----- Exercise materials

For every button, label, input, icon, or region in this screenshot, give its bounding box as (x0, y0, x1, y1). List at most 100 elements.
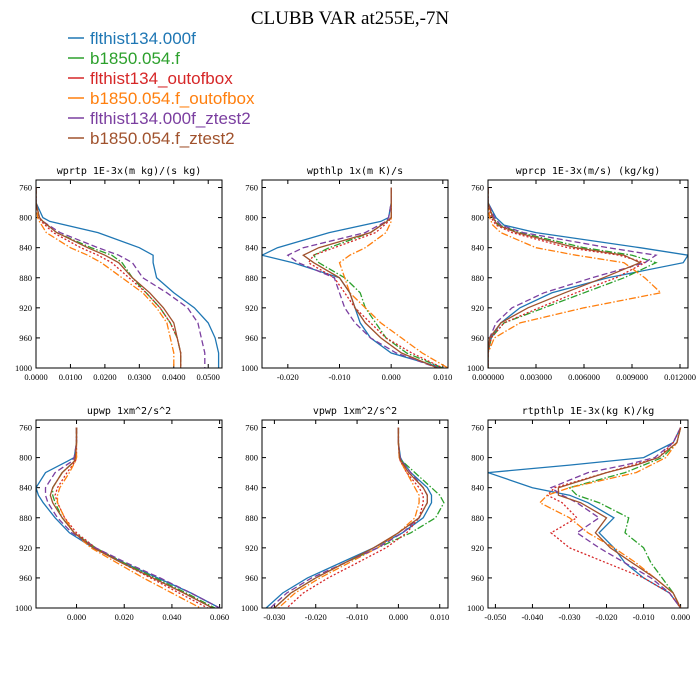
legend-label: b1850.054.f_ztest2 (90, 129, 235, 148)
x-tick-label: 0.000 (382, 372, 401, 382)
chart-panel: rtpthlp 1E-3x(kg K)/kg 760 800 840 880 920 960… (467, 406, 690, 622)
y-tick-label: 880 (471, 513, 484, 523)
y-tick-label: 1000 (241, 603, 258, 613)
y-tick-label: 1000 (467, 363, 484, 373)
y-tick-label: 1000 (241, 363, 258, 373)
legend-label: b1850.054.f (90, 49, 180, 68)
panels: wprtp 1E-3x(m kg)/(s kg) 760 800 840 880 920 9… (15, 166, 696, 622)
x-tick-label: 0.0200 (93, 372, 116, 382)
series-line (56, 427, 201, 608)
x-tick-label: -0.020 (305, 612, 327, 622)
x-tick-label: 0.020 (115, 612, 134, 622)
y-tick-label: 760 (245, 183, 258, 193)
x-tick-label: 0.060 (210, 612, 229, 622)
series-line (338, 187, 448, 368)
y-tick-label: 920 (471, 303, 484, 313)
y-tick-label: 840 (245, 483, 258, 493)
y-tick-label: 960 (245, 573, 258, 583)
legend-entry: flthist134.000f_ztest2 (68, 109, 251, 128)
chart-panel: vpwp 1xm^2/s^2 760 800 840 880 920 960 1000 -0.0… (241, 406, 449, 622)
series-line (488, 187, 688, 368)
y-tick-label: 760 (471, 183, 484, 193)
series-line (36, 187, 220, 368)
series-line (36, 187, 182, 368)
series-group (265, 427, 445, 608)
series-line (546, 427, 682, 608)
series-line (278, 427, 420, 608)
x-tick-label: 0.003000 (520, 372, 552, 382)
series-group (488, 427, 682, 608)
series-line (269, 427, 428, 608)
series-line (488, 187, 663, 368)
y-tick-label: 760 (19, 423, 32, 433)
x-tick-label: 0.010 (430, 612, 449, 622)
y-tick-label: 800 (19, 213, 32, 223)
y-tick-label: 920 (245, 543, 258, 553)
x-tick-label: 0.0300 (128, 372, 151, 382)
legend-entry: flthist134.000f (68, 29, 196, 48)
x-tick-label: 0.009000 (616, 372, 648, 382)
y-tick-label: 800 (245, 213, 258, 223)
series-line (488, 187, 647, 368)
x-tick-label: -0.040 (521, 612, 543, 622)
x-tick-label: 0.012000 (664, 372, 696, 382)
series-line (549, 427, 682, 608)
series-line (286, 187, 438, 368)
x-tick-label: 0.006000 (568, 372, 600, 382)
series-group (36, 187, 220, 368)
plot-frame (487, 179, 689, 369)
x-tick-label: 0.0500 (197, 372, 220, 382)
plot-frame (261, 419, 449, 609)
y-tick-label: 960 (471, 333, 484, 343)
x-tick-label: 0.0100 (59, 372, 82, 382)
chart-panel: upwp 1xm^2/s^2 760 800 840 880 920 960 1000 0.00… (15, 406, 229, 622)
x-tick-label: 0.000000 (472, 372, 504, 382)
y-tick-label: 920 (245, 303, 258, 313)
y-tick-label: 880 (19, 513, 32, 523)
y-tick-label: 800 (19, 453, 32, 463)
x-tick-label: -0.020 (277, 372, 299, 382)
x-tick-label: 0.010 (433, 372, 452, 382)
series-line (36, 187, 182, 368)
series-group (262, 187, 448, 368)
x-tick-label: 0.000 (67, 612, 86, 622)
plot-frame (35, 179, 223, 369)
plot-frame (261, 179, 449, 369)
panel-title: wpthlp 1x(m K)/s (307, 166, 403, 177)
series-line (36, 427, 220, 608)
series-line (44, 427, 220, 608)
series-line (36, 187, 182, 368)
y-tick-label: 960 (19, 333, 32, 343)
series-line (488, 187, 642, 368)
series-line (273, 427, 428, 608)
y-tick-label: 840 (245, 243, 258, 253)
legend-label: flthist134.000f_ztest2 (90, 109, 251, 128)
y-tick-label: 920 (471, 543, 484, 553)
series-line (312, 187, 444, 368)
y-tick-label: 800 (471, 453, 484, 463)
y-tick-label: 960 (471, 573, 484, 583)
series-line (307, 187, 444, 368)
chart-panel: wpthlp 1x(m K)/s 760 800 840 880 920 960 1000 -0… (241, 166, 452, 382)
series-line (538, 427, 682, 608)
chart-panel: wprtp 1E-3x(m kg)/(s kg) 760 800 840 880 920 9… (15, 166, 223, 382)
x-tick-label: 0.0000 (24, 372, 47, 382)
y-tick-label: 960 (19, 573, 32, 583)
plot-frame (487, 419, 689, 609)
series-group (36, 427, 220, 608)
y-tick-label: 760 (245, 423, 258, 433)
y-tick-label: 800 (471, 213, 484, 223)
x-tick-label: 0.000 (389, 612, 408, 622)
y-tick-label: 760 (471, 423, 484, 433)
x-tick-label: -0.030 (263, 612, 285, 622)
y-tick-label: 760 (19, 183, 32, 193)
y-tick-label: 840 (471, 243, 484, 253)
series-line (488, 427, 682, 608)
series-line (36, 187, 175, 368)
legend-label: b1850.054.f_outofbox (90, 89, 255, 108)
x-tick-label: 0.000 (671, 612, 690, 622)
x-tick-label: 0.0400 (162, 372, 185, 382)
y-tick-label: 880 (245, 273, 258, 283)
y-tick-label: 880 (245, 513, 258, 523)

----------
----- Exercise materials

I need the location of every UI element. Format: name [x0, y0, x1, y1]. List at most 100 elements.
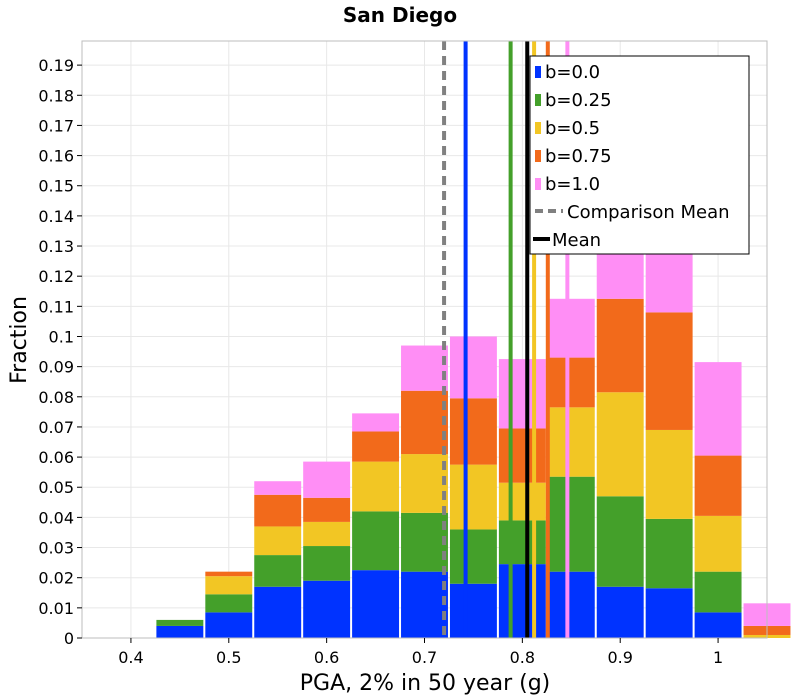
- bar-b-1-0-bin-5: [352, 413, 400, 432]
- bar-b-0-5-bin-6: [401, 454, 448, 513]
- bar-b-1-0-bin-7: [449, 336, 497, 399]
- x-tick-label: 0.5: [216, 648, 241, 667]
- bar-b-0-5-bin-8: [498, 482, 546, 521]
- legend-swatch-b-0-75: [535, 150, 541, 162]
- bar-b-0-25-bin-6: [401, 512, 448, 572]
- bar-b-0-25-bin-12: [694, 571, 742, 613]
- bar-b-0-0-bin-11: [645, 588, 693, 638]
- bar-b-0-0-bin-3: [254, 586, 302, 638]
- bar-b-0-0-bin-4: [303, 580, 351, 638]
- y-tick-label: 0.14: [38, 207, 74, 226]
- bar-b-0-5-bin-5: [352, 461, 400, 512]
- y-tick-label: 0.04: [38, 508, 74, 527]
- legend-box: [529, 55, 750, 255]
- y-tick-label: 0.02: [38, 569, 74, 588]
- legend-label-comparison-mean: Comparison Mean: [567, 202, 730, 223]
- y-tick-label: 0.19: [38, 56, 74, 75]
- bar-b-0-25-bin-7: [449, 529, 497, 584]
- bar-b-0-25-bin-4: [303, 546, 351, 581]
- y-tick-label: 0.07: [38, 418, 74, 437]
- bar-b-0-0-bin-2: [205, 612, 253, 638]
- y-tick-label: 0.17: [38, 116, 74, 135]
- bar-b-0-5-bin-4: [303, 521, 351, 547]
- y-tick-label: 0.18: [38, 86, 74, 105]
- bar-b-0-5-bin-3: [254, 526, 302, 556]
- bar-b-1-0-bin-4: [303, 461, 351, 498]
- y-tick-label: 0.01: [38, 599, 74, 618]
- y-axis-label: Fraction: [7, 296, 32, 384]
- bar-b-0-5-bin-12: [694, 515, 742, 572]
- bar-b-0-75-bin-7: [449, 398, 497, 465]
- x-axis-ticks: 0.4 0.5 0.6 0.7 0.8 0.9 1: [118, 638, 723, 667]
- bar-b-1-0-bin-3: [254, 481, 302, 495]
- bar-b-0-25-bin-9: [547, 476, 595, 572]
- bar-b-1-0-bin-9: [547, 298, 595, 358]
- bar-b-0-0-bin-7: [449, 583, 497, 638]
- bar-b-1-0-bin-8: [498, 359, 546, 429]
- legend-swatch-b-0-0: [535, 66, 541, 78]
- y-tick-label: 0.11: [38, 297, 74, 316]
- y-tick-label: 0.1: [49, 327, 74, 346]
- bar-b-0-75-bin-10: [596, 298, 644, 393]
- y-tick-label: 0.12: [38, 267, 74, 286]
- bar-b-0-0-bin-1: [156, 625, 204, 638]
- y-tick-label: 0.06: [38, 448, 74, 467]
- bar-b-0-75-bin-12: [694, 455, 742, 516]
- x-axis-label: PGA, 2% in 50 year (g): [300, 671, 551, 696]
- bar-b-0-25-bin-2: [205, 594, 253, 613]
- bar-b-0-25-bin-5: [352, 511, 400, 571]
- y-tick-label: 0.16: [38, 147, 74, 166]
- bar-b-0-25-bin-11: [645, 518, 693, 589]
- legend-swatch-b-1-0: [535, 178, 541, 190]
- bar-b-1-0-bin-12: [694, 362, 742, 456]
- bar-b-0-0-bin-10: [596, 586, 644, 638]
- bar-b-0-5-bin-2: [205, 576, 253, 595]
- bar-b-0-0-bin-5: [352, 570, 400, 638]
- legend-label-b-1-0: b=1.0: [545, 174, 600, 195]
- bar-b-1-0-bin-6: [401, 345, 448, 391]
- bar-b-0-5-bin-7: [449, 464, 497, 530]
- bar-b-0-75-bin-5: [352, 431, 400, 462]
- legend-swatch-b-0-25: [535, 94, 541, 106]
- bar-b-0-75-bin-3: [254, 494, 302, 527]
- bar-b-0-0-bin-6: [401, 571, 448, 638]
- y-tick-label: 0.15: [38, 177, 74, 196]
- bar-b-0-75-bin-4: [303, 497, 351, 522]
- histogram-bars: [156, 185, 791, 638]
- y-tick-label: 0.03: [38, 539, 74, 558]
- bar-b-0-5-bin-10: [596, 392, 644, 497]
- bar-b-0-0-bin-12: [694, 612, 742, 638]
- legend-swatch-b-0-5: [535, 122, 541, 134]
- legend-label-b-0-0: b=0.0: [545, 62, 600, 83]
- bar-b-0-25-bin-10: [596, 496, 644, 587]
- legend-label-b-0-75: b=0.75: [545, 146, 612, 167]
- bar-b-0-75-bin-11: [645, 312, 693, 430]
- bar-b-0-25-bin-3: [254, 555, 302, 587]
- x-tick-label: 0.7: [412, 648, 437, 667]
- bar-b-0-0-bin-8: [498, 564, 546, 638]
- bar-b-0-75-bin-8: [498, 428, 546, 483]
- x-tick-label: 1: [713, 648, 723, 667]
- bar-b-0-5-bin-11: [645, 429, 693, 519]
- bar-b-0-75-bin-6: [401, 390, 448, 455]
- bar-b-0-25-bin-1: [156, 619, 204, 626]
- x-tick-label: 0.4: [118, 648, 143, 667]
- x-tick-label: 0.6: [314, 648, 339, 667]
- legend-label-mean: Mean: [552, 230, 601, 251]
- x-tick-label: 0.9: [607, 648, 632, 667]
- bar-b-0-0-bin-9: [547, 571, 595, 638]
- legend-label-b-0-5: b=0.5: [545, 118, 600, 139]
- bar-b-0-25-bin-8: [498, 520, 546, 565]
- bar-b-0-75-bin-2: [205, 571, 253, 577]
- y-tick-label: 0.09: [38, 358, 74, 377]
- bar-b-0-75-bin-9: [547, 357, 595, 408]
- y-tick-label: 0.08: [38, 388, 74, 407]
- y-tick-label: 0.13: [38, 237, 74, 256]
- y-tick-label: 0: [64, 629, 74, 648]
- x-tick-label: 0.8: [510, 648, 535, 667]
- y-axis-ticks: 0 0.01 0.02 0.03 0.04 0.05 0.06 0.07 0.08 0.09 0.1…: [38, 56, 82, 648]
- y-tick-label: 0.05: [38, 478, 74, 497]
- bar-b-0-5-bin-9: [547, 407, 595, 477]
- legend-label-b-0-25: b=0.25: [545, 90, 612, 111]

----------
----- Exercise materials

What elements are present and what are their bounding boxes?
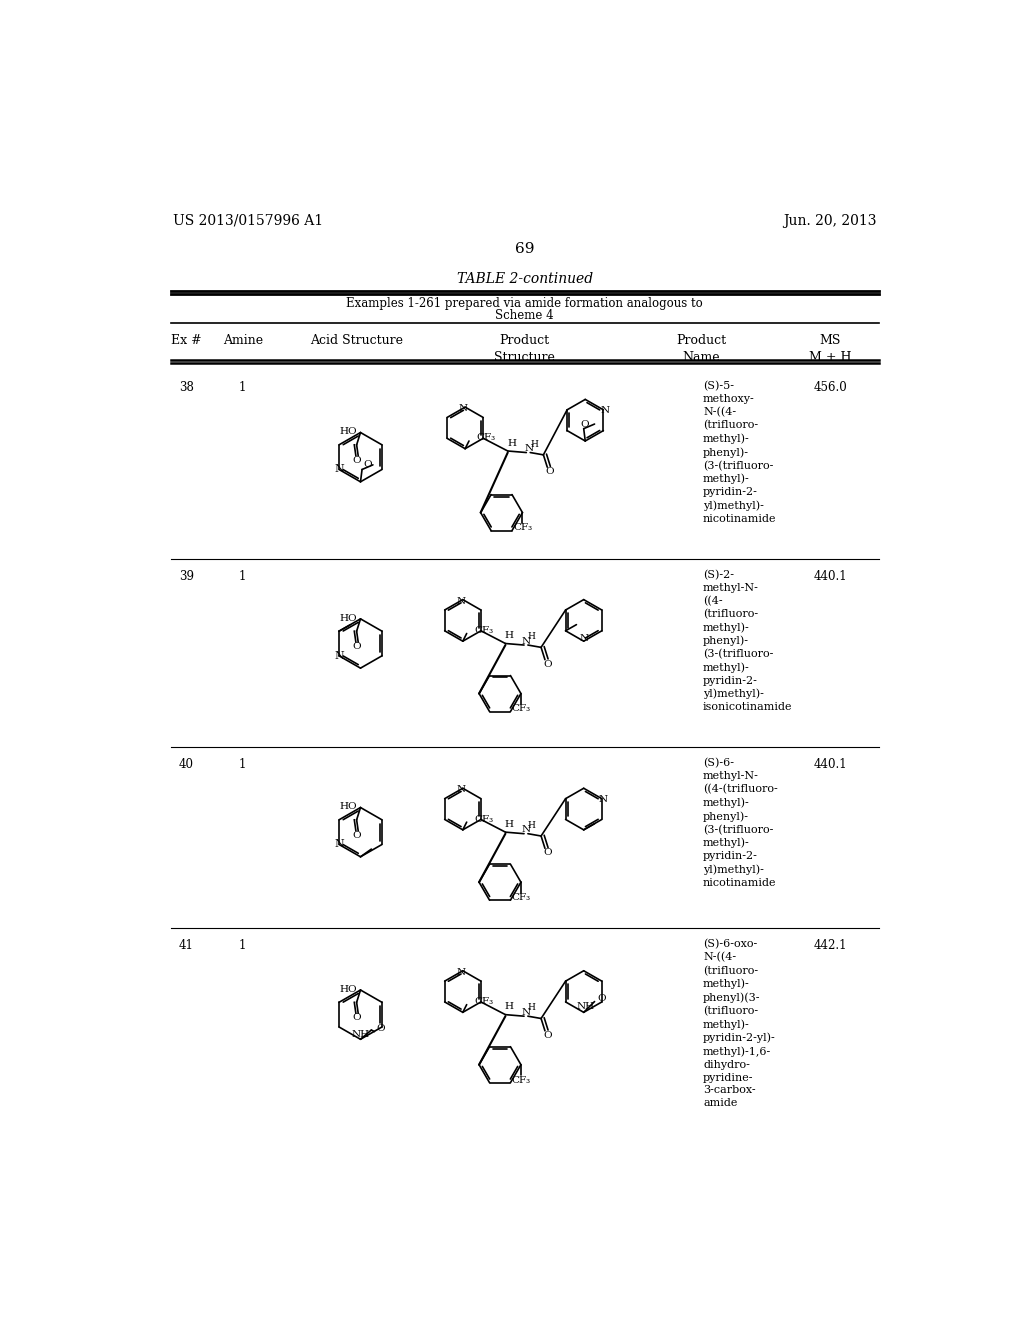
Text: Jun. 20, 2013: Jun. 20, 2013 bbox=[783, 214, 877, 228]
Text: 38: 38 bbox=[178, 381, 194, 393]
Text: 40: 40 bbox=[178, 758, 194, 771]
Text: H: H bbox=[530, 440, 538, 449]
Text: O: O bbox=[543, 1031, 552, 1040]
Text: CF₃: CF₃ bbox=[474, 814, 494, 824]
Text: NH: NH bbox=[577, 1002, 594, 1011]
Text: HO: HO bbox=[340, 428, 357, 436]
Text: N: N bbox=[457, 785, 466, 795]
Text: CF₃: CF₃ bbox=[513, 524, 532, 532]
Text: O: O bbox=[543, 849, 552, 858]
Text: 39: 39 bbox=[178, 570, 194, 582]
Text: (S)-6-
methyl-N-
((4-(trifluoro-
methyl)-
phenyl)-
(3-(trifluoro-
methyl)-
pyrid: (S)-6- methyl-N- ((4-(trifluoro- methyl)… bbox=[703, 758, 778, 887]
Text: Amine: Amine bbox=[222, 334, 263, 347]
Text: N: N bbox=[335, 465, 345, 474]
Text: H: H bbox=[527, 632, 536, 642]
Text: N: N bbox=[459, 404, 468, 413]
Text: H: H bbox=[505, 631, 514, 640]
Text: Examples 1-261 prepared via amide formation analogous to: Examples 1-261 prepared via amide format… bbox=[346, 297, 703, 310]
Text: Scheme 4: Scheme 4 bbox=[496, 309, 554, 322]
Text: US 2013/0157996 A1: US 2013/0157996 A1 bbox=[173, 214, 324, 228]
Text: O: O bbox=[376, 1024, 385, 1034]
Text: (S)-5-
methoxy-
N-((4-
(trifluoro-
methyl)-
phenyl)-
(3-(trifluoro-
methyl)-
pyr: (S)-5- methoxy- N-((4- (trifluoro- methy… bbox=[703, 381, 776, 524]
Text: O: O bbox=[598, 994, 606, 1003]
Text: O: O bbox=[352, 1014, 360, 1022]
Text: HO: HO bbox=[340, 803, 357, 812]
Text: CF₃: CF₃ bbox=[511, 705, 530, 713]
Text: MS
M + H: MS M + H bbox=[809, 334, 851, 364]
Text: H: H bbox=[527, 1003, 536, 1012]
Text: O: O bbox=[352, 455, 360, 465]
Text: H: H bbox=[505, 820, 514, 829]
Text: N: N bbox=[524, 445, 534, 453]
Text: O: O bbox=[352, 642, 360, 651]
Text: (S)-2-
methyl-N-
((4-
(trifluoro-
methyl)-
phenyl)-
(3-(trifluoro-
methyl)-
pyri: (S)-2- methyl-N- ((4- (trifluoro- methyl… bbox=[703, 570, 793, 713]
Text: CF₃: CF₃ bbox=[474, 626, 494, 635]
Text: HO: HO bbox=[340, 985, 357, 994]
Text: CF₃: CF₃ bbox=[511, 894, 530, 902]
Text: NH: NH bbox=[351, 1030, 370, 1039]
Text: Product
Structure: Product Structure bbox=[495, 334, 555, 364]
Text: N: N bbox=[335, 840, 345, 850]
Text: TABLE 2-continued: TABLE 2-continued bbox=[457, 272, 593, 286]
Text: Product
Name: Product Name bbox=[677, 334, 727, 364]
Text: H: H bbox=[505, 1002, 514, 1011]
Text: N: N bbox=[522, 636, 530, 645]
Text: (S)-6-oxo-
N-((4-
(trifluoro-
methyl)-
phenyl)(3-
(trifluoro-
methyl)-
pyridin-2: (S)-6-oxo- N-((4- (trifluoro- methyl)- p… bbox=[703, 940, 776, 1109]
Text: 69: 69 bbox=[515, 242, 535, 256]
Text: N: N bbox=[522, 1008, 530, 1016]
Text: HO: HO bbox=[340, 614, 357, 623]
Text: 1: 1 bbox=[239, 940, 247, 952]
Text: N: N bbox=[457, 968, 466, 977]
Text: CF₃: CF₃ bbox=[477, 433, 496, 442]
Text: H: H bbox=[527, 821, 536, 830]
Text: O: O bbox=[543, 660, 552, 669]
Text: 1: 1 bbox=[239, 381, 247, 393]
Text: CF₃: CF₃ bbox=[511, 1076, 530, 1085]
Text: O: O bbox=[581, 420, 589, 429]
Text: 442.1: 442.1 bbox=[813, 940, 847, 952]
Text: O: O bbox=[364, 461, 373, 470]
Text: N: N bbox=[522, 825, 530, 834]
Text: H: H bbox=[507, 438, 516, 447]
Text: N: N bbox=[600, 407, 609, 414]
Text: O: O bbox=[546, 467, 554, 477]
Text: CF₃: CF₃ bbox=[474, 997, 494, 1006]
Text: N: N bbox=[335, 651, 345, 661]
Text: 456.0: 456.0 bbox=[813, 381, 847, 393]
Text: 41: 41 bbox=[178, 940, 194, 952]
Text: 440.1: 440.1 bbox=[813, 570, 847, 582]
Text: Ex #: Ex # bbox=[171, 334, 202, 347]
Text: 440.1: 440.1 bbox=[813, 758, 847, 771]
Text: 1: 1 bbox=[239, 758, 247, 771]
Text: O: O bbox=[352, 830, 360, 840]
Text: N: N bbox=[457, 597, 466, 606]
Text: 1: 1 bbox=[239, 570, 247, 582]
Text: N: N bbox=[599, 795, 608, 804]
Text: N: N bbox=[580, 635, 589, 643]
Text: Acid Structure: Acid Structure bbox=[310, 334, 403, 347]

----------

◆ Direction ◆
Update the items from the line that has "legend-label: b1850.054.f_ztest2 (90, 129, 235, 148)" through the line that has "legend-label: b1850.054.f (90, 49, 180, 68)" by replacing "y-tick-label" with "y-axis-tick" and leaving everything else unchanged. Return only those lines.

◆ Final result ◆
legend-label: b1850.054.f_ztest2 (90, 129, 235, 148)
x-tick-label: 0.000 (382, 372, 401, 382)
chart-panel: rtpthlp 1E-3x(kg K)/kg 760 800 840 880 920 960… (467, 406, 690, 622)
y-axis-tick: 880 (471, 513, 484, 523)
y-axis-tick: 1000 (241, 603, 258, 613)
y-axis-tick: 1000 (467, 363, 484, 373)
y-axis-tick: 1000 (241, 363, 258, 373)
legend-label: b1850.054.f (90, 49, 180, 68)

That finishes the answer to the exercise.